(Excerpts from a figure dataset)
↓↓↓
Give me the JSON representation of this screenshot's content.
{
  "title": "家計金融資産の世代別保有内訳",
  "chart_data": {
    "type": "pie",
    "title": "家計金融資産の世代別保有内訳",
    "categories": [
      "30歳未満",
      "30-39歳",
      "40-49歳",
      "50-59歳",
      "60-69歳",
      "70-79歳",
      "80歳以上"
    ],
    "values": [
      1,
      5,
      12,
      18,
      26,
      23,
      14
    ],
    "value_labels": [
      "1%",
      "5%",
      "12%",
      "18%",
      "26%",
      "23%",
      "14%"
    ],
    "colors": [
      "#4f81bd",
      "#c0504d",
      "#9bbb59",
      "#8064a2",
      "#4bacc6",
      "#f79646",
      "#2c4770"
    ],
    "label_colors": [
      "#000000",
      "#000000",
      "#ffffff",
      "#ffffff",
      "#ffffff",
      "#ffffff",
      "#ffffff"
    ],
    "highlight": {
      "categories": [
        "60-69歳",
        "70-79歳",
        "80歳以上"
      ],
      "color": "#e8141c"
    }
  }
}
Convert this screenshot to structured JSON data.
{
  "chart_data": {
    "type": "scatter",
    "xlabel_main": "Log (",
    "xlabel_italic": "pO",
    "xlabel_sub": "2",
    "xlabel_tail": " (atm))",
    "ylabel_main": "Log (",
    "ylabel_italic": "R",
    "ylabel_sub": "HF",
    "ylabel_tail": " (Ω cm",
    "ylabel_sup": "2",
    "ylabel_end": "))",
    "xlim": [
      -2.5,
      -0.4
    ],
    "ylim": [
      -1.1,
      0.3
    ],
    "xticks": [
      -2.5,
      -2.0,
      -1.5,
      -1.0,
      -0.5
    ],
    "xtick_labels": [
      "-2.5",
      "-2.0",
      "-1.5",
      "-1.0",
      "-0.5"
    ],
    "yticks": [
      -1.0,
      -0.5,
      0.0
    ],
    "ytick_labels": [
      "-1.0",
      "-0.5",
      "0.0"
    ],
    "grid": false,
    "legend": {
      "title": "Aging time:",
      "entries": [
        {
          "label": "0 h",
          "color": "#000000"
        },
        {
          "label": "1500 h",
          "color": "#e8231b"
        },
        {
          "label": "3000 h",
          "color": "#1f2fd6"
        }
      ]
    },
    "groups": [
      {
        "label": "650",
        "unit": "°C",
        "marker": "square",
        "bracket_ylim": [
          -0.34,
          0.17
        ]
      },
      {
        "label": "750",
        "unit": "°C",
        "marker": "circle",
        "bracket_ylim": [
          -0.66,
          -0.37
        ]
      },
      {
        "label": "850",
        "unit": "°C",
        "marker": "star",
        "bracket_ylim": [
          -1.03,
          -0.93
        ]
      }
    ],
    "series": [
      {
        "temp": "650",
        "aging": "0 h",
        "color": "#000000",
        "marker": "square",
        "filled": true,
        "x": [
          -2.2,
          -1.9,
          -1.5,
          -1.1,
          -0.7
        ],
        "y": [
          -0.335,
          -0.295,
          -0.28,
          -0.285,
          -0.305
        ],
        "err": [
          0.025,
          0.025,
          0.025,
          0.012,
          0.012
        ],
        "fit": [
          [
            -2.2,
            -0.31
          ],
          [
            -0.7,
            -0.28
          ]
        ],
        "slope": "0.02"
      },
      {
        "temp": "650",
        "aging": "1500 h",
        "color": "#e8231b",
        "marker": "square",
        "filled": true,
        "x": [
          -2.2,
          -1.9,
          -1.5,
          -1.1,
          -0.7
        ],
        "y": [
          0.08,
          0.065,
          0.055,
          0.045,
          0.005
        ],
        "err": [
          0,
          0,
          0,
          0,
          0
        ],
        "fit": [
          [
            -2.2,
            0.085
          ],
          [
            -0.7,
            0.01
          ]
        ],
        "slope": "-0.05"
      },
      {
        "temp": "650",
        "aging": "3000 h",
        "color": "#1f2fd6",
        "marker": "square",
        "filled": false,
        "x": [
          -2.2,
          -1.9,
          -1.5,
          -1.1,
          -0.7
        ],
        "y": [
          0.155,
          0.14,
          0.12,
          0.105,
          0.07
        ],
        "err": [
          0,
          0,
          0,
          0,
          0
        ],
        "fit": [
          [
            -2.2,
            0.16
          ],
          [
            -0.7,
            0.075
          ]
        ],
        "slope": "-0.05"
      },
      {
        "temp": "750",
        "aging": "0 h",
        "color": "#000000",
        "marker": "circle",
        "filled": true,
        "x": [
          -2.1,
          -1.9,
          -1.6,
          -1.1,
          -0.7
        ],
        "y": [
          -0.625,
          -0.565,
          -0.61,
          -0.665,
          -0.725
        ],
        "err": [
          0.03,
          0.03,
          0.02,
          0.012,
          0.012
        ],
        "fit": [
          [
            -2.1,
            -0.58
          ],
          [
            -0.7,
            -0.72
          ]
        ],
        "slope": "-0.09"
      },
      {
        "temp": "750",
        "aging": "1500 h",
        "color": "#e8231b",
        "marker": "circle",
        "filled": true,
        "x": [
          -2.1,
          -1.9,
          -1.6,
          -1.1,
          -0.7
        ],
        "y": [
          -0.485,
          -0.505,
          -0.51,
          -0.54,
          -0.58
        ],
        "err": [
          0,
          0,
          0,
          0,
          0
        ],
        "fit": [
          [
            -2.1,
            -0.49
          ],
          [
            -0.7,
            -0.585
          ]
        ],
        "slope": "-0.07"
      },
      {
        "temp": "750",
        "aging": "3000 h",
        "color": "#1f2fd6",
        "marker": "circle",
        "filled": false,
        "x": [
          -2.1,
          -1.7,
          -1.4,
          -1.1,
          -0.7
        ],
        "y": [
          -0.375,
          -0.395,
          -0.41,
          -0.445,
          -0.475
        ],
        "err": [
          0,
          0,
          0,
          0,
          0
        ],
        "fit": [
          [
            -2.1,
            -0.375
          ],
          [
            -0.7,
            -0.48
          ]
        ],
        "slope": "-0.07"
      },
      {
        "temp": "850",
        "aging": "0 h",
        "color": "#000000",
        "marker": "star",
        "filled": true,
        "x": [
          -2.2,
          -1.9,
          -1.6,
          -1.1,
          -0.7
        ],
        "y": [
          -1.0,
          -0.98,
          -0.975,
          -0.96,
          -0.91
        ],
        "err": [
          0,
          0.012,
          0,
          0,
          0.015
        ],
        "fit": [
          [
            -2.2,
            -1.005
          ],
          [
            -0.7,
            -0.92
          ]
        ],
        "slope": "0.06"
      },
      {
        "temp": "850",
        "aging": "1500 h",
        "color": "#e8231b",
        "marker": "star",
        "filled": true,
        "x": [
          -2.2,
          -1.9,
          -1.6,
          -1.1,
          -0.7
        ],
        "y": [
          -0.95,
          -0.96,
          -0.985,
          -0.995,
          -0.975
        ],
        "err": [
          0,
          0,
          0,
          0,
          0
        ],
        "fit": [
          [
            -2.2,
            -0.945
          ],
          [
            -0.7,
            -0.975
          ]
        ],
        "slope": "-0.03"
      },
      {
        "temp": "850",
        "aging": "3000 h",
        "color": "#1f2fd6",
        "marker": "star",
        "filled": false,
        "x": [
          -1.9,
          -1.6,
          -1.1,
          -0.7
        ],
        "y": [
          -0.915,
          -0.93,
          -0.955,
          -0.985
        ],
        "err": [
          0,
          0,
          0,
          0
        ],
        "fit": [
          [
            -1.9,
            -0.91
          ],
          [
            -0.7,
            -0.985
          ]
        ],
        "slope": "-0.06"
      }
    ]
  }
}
↑↑↑
↓↓↓
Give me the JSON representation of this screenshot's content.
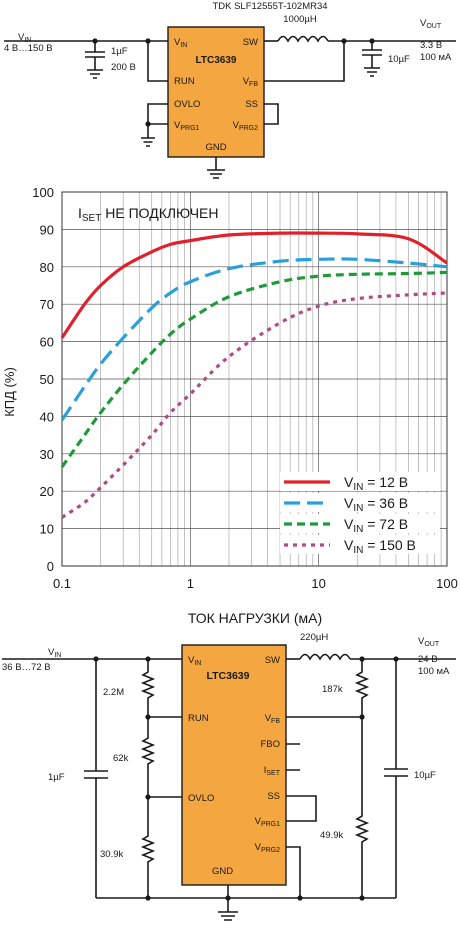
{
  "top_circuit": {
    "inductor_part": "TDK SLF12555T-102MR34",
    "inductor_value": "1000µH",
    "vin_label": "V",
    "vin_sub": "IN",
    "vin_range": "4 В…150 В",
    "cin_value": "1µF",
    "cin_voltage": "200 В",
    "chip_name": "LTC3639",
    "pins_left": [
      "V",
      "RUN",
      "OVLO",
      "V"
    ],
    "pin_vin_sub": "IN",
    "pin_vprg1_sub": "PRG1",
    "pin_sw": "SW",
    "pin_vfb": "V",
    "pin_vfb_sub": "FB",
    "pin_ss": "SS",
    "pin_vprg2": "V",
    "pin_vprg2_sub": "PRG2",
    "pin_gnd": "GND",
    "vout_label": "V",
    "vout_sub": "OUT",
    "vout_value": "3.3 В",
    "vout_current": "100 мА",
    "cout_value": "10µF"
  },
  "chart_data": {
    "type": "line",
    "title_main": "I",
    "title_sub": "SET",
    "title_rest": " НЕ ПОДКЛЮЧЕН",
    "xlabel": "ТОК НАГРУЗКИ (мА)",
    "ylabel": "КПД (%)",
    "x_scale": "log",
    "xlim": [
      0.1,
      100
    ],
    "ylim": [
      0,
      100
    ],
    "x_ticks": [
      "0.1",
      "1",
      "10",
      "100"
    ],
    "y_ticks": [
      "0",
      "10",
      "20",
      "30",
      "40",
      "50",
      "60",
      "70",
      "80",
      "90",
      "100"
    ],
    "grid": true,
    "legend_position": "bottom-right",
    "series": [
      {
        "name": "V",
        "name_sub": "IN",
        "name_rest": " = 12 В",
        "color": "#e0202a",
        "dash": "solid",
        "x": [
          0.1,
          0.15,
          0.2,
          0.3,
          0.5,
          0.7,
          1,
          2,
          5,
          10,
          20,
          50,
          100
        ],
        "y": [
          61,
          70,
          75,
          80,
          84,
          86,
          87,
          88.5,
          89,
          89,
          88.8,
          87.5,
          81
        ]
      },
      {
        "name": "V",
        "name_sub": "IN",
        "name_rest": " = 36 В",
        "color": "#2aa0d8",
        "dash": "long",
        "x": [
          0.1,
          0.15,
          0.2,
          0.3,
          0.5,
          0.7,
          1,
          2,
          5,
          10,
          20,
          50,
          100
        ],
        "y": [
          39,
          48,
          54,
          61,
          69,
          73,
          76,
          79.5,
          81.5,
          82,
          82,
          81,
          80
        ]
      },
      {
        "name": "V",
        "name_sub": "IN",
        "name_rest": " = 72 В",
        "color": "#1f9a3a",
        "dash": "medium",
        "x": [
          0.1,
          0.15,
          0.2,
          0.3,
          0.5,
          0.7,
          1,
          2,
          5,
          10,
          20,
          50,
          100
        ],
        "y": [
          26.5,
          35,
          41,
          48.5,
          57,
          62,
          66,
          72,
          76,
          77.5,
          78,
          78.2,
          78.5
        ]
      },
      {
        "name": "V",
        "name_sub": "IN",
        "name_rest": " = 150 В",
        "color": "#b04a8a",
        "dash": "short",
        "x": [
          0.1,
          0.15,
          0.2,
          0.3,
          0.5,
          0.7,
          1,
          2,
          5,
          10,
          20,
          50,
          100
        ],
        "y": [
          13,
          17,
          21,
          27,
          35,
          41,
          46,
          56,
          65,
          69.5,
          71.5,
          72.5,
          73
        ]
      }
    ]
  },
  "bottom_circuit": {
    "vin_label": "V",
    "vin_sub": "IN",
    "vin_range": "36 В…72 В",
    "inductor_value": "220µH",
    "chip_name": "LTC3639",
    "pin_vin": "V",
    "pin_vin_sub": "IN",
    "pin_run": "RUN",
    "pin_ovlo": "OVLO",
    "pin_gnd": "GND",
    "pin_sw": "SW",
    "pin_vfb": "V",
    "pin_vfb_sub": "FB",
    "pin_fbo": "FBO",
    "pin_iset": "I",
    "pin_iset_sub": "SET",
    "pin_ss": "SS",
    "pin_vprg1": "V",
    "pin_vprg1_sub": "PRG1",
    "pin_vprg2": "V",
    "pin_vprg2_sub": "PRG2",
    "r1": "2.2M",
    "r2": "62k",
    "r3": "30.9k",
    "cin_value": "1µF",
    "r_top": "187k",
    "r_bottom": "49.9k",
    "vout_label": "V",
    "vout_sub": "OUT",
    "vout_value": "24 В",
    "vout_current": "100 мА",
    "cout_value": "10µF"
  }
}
↑↑↑
WHAT THIS TASK INVOLVES. Keep only the lines that hold the string "slope", and copy them out.

EXERCISE RESPONSE.
        "slope": "0.02"
        "slope": "-0.05"
        "slope": "-0.05"
        "slope": "-0.09"
        "slope": "-0.07"
        "slope": "-0.07"
        "slope": "0.06"
        "slope": "-0.03"
        "slope": "-0.06"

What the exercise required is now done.